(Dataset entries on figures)
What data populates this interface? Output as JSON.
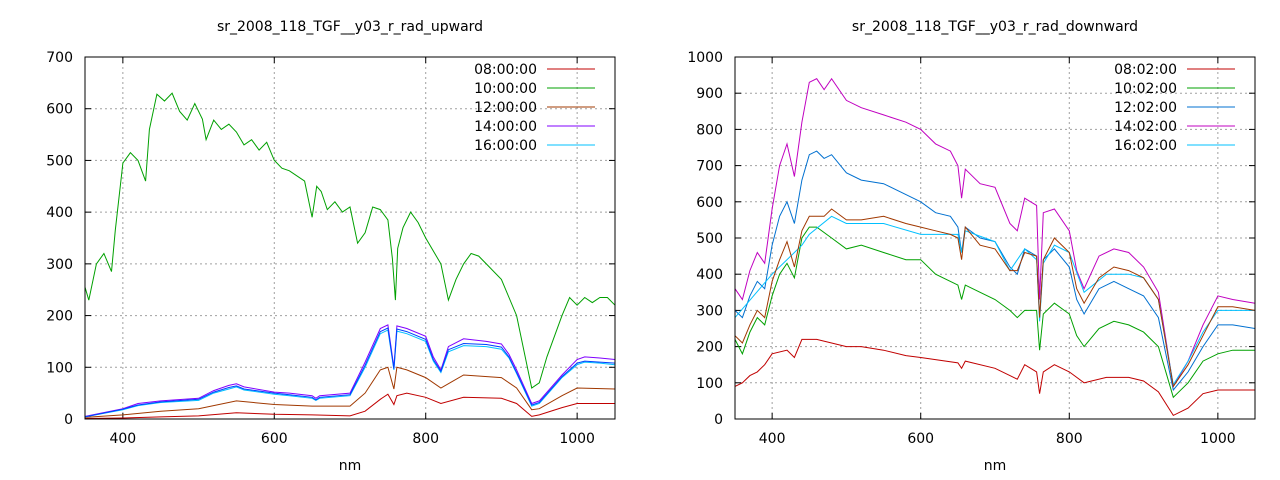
{
  "chart_data": [
    {
      "type": "line",
      "title": "sr_2008_118_TGF__y03_r_rad_upward",
      "xlabel": "nm",
      "ylabel": "",
      "xlim": [
        350,
        1050
      ],
      "ylim": [
        0,
        700
      ],
      "xticks": [
        400,
        600,
        800,
        1000
      ],
      "yticks": [
        0,
        100,
        200,
        300,
        400,
        500,
        600,
        700
      ],
      "grid": true,
      "legend_position": "top-right",
      "series": [
        {
          "name": "08:00:00",
          "color": "#c00000",
          "x": [
            350,
            400,
            450,
            500,
            550,
            600,
            650,
            700,
            720,
            740,
            750,
            758,
            762,
            775,
            800,
            820,
            850,
            900,
            920,
            940,
            950,
            980,
            1000,
            1050
          ],
          "y": [
            1,
            2,
            4,
            6,
            12,
            9,
            8,
            6,
            15,
            38,
            48,
            28,
            45,
            50,
            42,
            30,
            42,
            40,
            30,
            5,
            8,
            22,
            30,
            30
          ]
        },
        {
          "name": "10:00:00",
          "color": "#00a000",
          "x": [
            350,
            355,
            365,
            375,
            385,
            390,
            400,
            410,
            420,
            430,
            435,
            445,
            455,
            465,
            475,
            485,
            495,
            505,
            510,
            520,
            530,
            540,
            550,
            560,
            570,
            580,
            590,
            600,
            610,
            620,
            640,
            650,
            656,
            662,
            670,
            680,
            690,
            700,
            710,
            720,
            730,
            740,
            750,
            756,
            760,
            763,
            770,
            780,
            790,
            800,
            820,
            830,
            840,
            850,
            860,
            870,
            880,
            900,
            920,
            940,
            950,
            960,
            980,
            990,
            1000,
            1010,
            1020,
            1030,
            1040,
            1050
          ],
          "y": [
            255,
            230,
            300,
            320,
            285,
            365,
            495,
            515,
            500,
            460,
            560,
            628,
            615,
            630,
            595,
            578,
            610,
            580,
            540,
            578,
            560,
            570,
            555,
            530,
            540,
            520,
            535,
            500,
            485,
            480,
            460,
            390,
            450,
            440,
            405,
            420,
            400,
            410,
            340,
            360,
            410,
            405,
            385,
            310,
            230,
            330,
            370,
            400,
            380,
            350,
            300,
            230,
            270,
            300,
            320,
            315,
            300,
            270,
            200,
            60,
            70,
            120,
            200,
            235,
            220,
            235,
            225,
            235,
            235,
            220
          ]
        },
        {
          "name": "12:00:00",
          "color": "#a03800",
          "x": [
            350,
            400,
            450,
            500,
            550,
            600,
            650,
            700,
            720,
            740,
            750,
            758,
            762,
            775,
            800,
            820,
            850,
            900,
            920,
            940,
            950,
            980,
            1000,
            1050
          ],
          "y": [
            3,
            8,
            15,
            20,
            35,
            28,
            25,
            25,
            50,
            95,
            100,
            58,
            100,
            95,
            80,
            60,
            85,
            80,
            60,
            18,
            20,
            45,
            60,
            58
          ]
        },
        {
          "name": "14:00:00",
          "color": "#8000ff",
          "x": [
            350,
            400,
            420,
            450,
            500,
            520,
            540,
            550,
            560,
            600,
            620,
            650,
            655,
            660,
            700,
            720,
            740,
            750,
            758,
            762,
            775,
            800,
            810,
            820,
            830,
            850,
            880,
            900,
            910,
            920,
            940,
            950,
            980,
            1000,
            1010,
            1030,
            1050
          ],
          "y": [
            5,
            20,
            30,
            35,
            40,
            55,
            65,
            68,
            62,
            52,
            50,
            45,
            40,
            45,
            50,
            110,
            175,
            182,
            100,
            180,
            175,
            160,
            120,
            95,
            140,
            155,
            150,
            145,
            125,
            95,
            30,
            35,
            85,
            115,
            120,
            118,
            115
          ]
        },
        {
          "name": "16:00:00",
          "color": "#00c0ff",
          "x": [
            350,
            400,
            420,
            450,
            500,
            520,
            540,
            550,
            560,
            600,
            620,
            650,
            655,
            660,
            700,
            720,
            740,
            750,
            758,
            762,
            775,
            800,
            810,
            820,
            830,
            850,
            880,
            900,
            910,
            920,
            940,
            950,
            980,
            1000,
            1010,
            1030,
            1050
          ],
          "y": [
            4,
            18,
            26,
            32,
            36,
            50,
            58,
            62,
            56,
            48,
            45,
            40,
            36,
            40,
            45,
            100,
            165,
            172,
            95,
            170,
            165,
            150,
            112,
            90,
            130,
            142,
            140,
            135,
            118,
            88,
            25,
            30,
            80,
            105,
            110,
            108,
            105
          ]
        },
        {
          "name": "",
          "color": "#0040ff",
          "x": [
            350,
            400,
            420,
            450,
            500,
            520,
            540,
            550,
            560,
            600,
            620,
            650,
            655,
            660,
            700,
            720,
            740,
            750,
            758,
            762,
            775,
            800,
            810,
            820,
            830,
            850,
            880,
            900,
            910,
            920,
            940,
            950,
            980,
            1000,
            1010,
            1030,
            1050
          ],
          "y": [
            4,
            19,
            27,
            33,
            38,
            52,
            61,
            64,
            58,
            50,
            47,
            42,
            37,
            42,
            47,
            104,
            169,
            176,
            97,
            174,
            169,
            154,
            115,
            92,
            134,
            146,
            144,
            139,
            120,
            90,
            27,
            32,
            82,
            108,
            112,
            110,
            108
          ]
        }
      ]
    },
    {
      "type": "line",
      "title": "sr_2008_118_TGF__y03_r_rad_downward",
      "xlabel": "nm",
      "ylabel": "",
      "xlim": [
        350,
        1050
      ],
      "ylim": [
        0,
        1000
      ],
      "xticks": [
        400,
        600,
        800,
        1000
      ],
      "yticks": [
        0,
        100,
        200,
        300,
        400,
        500,
        600,
        700,
        800,
        900,
        1000
      ],
      "grid": true,
      "legend_position": "top-right",
      "series": [
        {
          "name": "08:02:00",
          "color": "#c00000",
          "x": [
            350,
            360,
            370,
            380,
            390,
            400,
            420,
            430,
            440,
            460,
            480,
            500,
            520,
            550,
            580,
            600,
            650,
            655,
            660,
            700,
            720,
            730,
            740,
            756,
            760,
            765,
            780,
            800,
            820,
            850,
            880,
            900,
            920,
            940,
            960,
            980,
            1000,
            1050
          ],
          "y": [
            90,
            100,
            120,
            130,
            150,
            180,
            190,
            170,
            220,
            220,
            210,
            200,
            200,
            190,
            175,
            170,
            155,
            140,
            160,
            140,
            120,
            110,
            150,
            130,
            70,
            130,
            150,
            130,
            100,
            115,
            115,
            105,
            75,
            10,
            30,
            70,
            80,
            80
          ]
        },
        {
          "name": "10:02:00",
          "color": "#00a000",
          "x": [
            350,
            360,
            370,
            380,
            390,
            400,
            410,
            420,
            430,
            440,
            450,
            460,
            480,
            500,
            520,
            550,
            580,
            600,
            620,
            650,
            655,
            660,
            680,
            700,
            720,
            730,
            740,
            756,
            760,
            765,
            780,
            800,
            810,
            820,
            840,
            860,
            880,
            900,
            920,
            940,
            960,
            980,
            1000,
            1020,
            1050
          ],
          "y": [
            220,
            180,
            240,
            280,
            260,
            340,
            400,
            430,
            390,
            500,
            530,
            530,
            500,
            470,
            480,
            460,
            440,
            440,
            400,
            370,
            330,
            370,
            350,
            330,
            300,
            280,
            300,
            300,
            190,
            290,
            320,
            290,
            230,
            200,
            250,
            270,
            260,
            240,
            200,
            60,
            100,
            160,
            180,
            190,
            190
          ]
        },
        {
          "name": "12:02:00",
          "color": "#0070d0",
          "x": [
            350,
            360,
            370,
            380,
            390,
            400,
            410,
            420,
            430,
            440,
            450,
            460,
            470,
            480,
            500,
            520,
            550,
            580,
            600,
            620,
            640,
            650,
            655,
            660,
            680,
            700,
            720,
            730,
            740,
            756,
            760,
            765,
            780,
            800,
            810,
            820,
            840,
            860,
            880,
            900,
            920,
            940,
            960,
            980,
            1000,
            1020,
            1050
          ],
          "y": [
            300,
            280,
            340,
            380,
            360,
            480,
            560,
            600,
            540,
            660,
            730,
            740,
            720,
            730,
            680,
            660,
            650,
            620,
            600,
            570,
            560,
            530,
            460,
            530,
            500,
            490,
            420,
            400,
            470,
            450,
            280,
            440,
            470,
            420,
            330,
            290,
            360,
            380,
            360,
            340,
            280,
            80,
            130,
            200,
            260,
            260,
            250
          ]
        },
        {
          "name": "14:02:00",
          "color": "#c000c0",
          "x": [
            350,
            360,
            370,
            380,
            390,
            400,
            410,
            420,
            430,
            440,
            450,
            460,
            470,
            480,
            500,
            520,
            550,
            580,
            600,
            620,
            640,
            650,
            655,
            660,
            680,
            700,
            720,
            730,
            740,
            756,
            760,
            765,
            780,
            800,
            810,
            820,
            840,
            860,
            880,
            900,
            920,
            940,
            960,
            980,
            1000,
            1020,
            1050
          ],
          "y": [
            360,
            330,
            410,
            460,
            430,
            580,
            700,
            760,
            670,
            820,
            930,
            940,
            910,
            940,
            880,
            860,
            840,
            820,
            800,
            760,
            740,
            700,
            610,
            690,
            650,
            640,
            540,
            520,
            610,
            590,
            330,
            570,
            580,
            520,
            410,
            360,
            450,
            470,
            460,
            420,
            350,
            90,
            160,
            260,
            340,
            330,
            320
          ]
        },
        {
          "name": "16:02:00",
          "color": "#00c0ff",
          "x": [
            350,
            400,
            440,
            450,
            480,
            500,
            550,
            600,
            650,
            655,
            660,
            700,
            720,
            740,
            756,
            760,
            765,
            780,
            800,
            820,
            850,
            880,
            900,
            920,
            940,
            960,
            980,
            1000,
            1050
          ],
          "y": [
            280,
            400,
            480,
            510,
            560,
            540,
            540,
            510,
            510,
            460,
            520,
            490,
            410,
            470,
            440,
            270,
            430,
            480,
            460,
            350,
            400,
            400,
            390,
            330,
            95,
            160,
            240,
            300,
            300
          ]
        },
        {
          "name": "",
          "color": "#a03800",
          "x": [
            350,
            360,
            370,
            380,
            390,
            400,
            410,
            420,
            430,
            440,
            450,
            460,
            470,
            480,
            500,
            520,
            550,
            580,
            600,
            620,
            640,
            650,
            655,
            660,
            680,
            700,
            720,
            730,
            740,
            756,
            760,
            765,
            780,
            800,
            810,
            820,
            840,
            860,
            880,
            900,
            920,
            940,
            960,
            980,
            1000,
            1020,
            1050
          ],
          "y": [
            230,
            210,
            260,
            300,
            280,
            380,
            440,
            490,
            420,
            520,
            560,
            560,
            560,
            580,
            550,
            550,
            560,
            540,
            530,
            520,
            510,
            500,
            440,
            530,
            480,
            470,
            410,
            410,
            460,
            450,
            280,
            440,
            500,
            460,
            360,
            320,
            390,
            420,
            410,
            390,
            330,
            90,
            150,
            230,
            310,
            310,
            300
          ]
        }
      ]
    }
  ]
}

Task instructions:
In the lines above, locate the string "title". Copy every line where it occurs.

Result for this task:
      "title": "sr_2008_118_TGF__y03_r_rad_upward",
      "title": "sr_2008_118_TGF__y03_r_rad_downward",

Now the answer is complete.